**Your task:**
List each line holding the string "macam".

★ ★ ★ ★ ★

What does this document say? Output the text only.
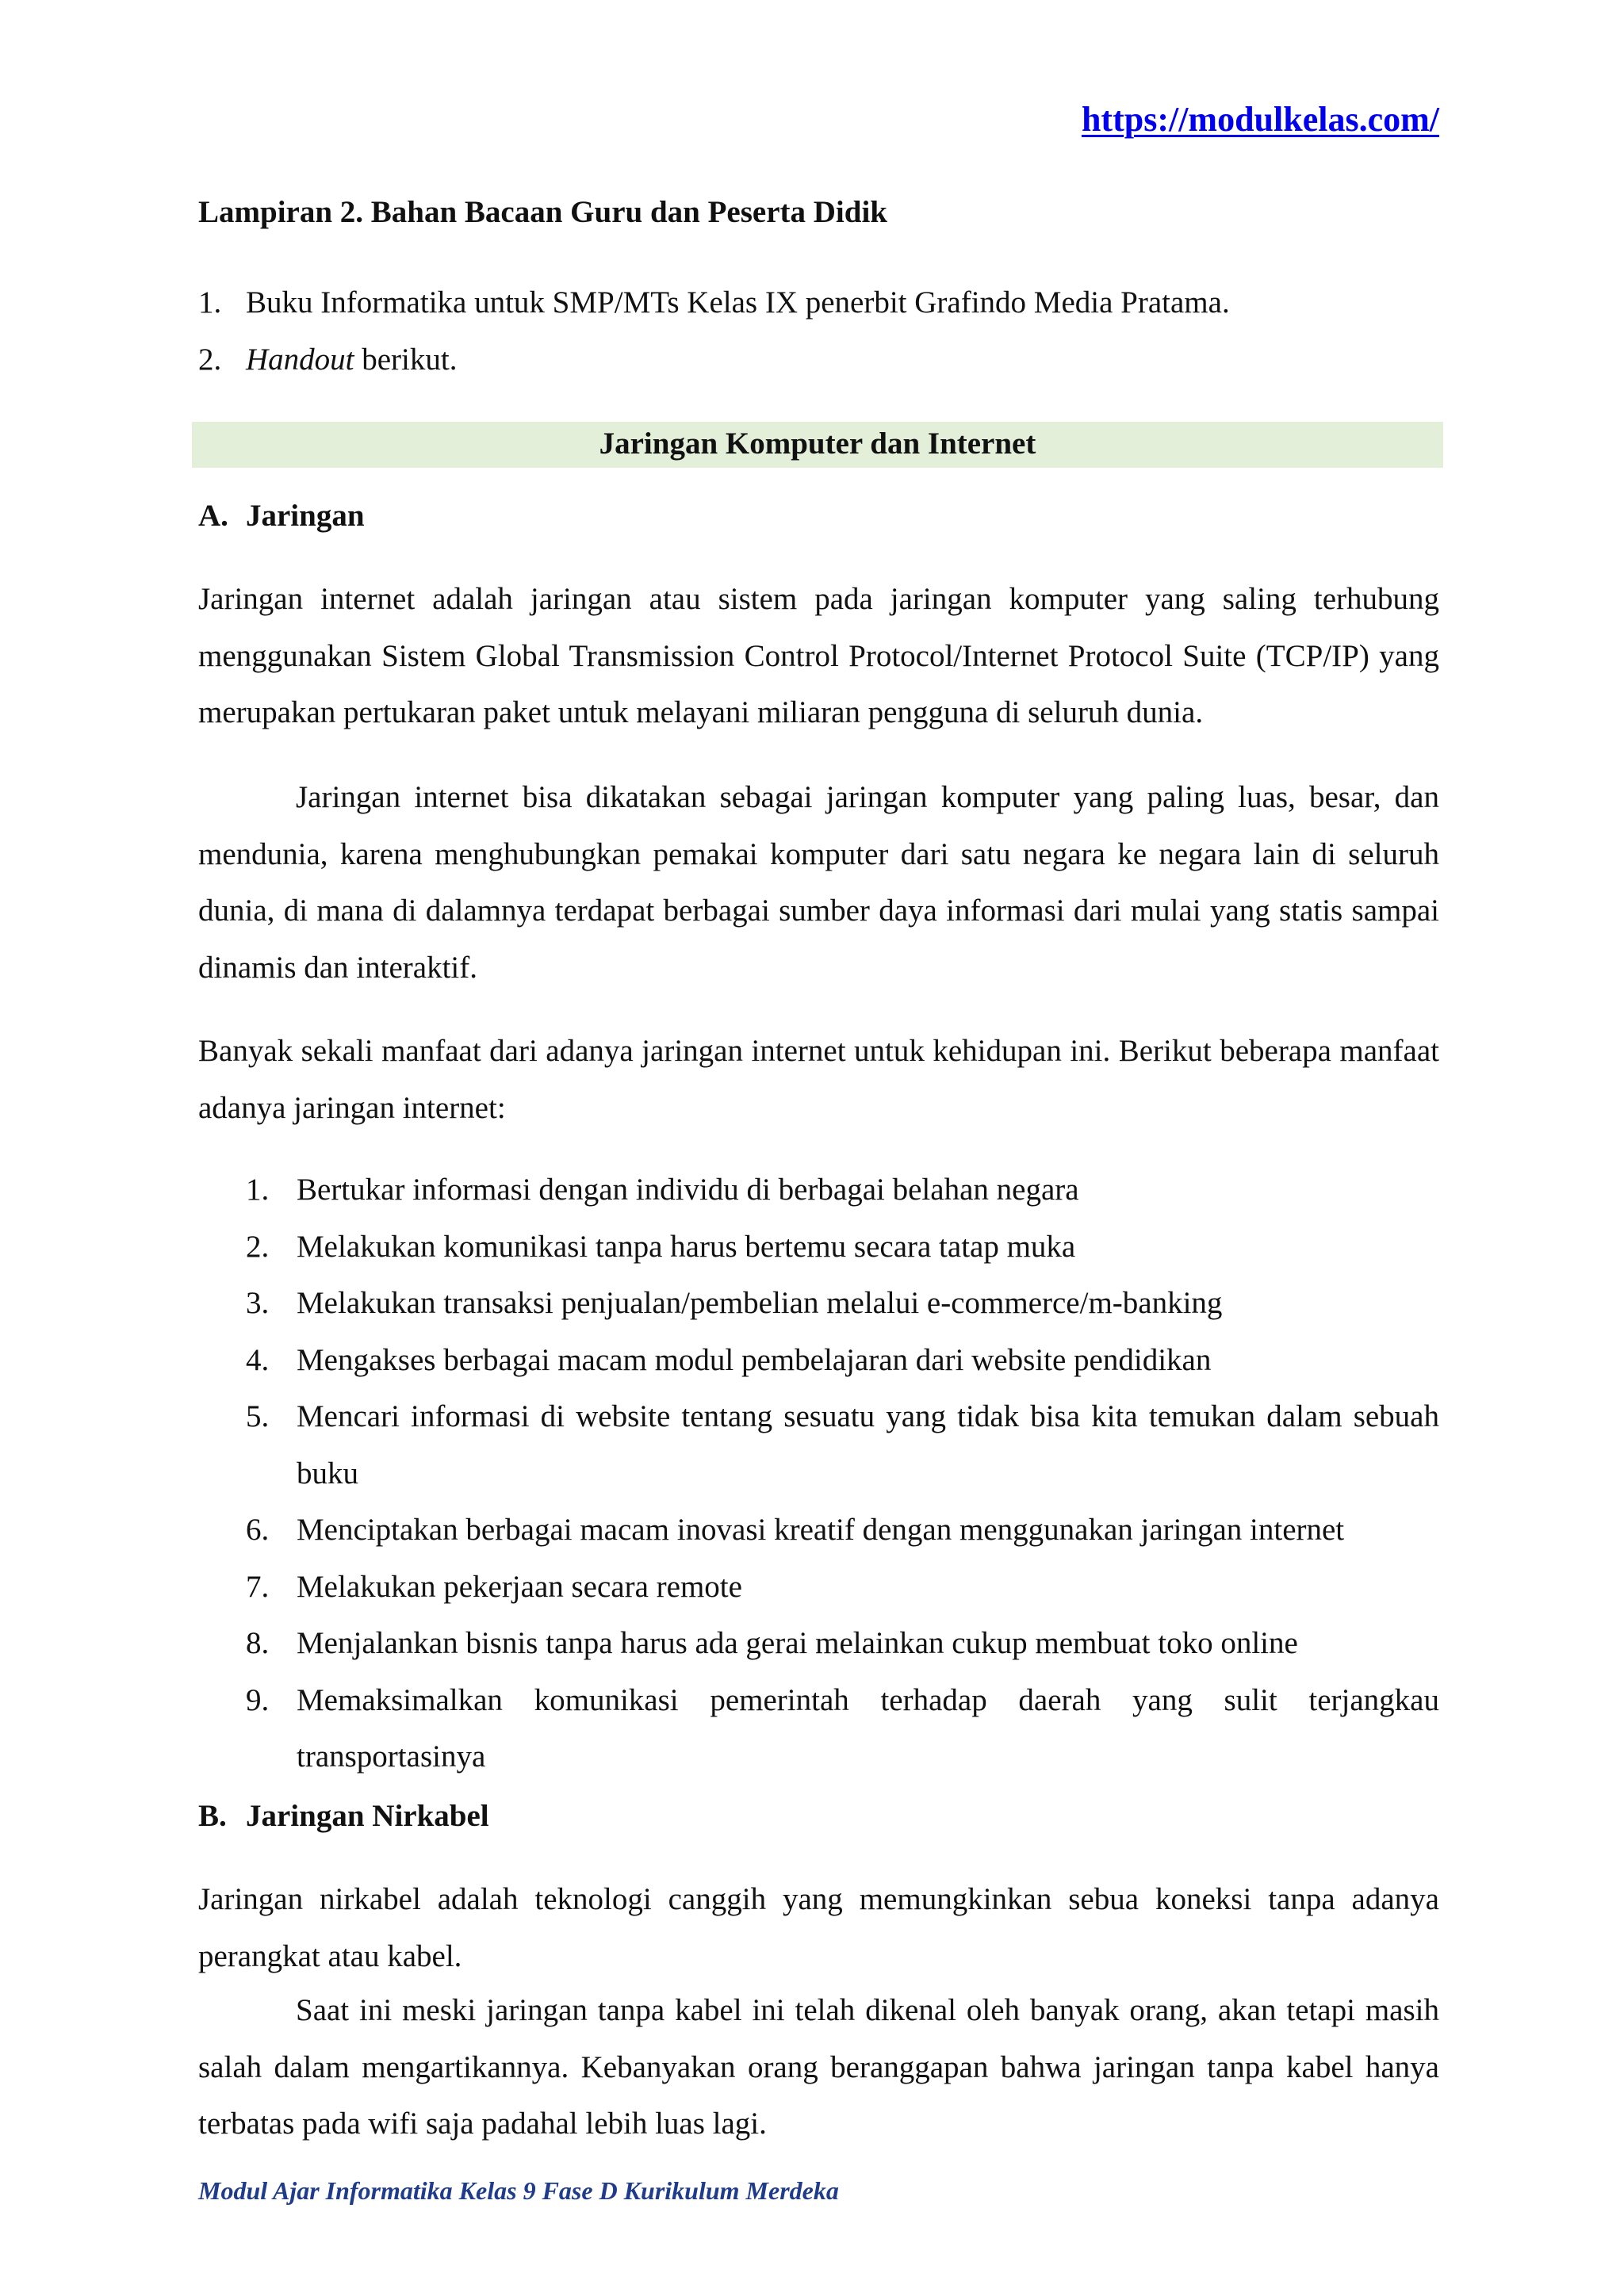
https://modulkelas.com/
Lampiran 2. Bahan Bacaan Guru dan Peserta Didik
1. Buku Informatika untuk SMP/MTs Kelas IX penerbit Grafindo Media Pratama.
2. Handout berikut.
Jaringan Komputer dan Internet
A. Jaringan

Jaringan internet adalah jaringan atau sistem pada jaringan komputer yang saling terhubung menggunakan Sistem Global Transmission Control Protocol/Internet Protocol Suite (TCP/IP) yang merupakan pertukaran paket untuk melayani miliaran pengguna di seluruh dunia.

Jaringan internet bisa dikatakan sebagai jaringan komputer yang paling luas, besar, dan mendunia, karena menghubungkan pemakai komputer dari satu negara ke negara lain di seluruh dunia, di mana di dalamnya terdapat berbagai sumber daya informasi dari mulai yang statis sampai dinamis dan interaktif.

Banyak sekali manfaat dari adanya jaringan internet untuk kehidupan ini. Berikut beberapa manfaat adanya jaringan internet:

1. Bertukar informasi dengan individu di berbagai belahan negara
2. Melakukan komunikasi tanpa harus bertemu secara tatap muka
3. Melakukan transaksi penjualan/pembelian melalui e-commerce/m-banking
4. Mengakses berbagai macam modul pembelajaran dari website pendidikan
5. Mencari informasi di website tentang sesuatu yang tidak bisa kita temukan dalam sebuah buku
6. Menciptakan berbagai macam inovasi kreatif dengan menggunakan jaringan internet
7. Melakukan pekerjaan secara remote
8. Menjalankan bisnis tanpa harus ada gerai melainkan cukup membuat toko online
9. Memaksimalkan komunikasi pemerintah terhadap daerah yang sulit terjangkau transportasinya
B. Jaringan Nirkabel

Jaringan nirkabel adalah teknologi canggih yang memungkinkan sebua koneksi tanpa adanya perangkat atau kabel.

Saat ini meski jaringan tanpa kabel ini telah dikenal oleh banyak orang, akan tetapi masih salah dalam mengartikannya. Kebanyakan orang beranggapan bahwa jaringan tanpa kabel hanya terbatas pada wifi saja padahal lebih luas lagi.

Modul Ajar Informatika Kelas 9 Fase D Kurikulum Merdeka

★ ★ ★ ★ ★

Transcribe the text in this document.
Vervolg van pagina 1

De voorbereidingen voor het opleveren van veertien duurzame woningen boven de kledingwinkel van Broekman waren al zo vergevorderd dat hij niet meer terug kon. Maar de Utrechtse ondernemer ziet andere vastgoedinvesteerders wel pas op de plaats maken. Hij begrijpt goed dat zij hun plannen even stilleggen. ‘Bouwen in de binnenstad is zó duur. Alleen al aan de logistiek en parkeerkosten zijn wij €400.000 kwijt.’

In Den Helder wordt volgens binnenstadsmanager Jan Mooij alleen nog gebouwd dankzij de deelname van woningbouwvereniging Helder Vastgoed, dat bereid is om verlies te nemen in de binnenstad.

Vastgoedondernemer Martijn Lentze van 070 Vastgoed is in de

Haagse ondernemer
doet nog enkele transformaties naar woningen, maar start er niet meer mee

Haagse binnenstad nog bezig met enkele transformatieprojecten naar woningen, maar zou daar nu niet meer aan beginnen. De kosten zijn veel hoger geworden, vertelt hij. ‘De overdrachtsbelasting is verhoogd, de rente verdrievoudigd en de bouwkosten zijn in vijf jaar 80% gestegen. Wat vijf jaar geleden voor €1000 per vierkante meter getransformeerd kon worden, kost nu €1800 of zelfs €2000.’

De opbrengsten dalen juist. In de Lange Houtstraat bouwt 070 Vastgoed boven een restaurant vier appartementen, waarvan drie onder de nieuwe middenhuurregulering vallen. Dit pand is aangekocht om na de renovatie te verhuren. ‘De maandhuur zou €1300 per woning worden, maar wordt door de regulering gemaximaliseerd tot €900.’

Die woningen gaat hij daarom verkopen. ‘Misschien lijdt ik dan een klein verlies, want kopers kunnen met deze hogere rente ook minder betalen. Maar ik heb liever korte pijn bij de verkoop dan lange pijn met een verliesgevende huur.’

★ ★ ★ ★ ★

**Output below:**
4. Mengakses berbagai macam modul pembelajaran dari website pendidikan
6. Menciptakan berbagai macam inovasi kreatif dengan menggunakan jaringan internet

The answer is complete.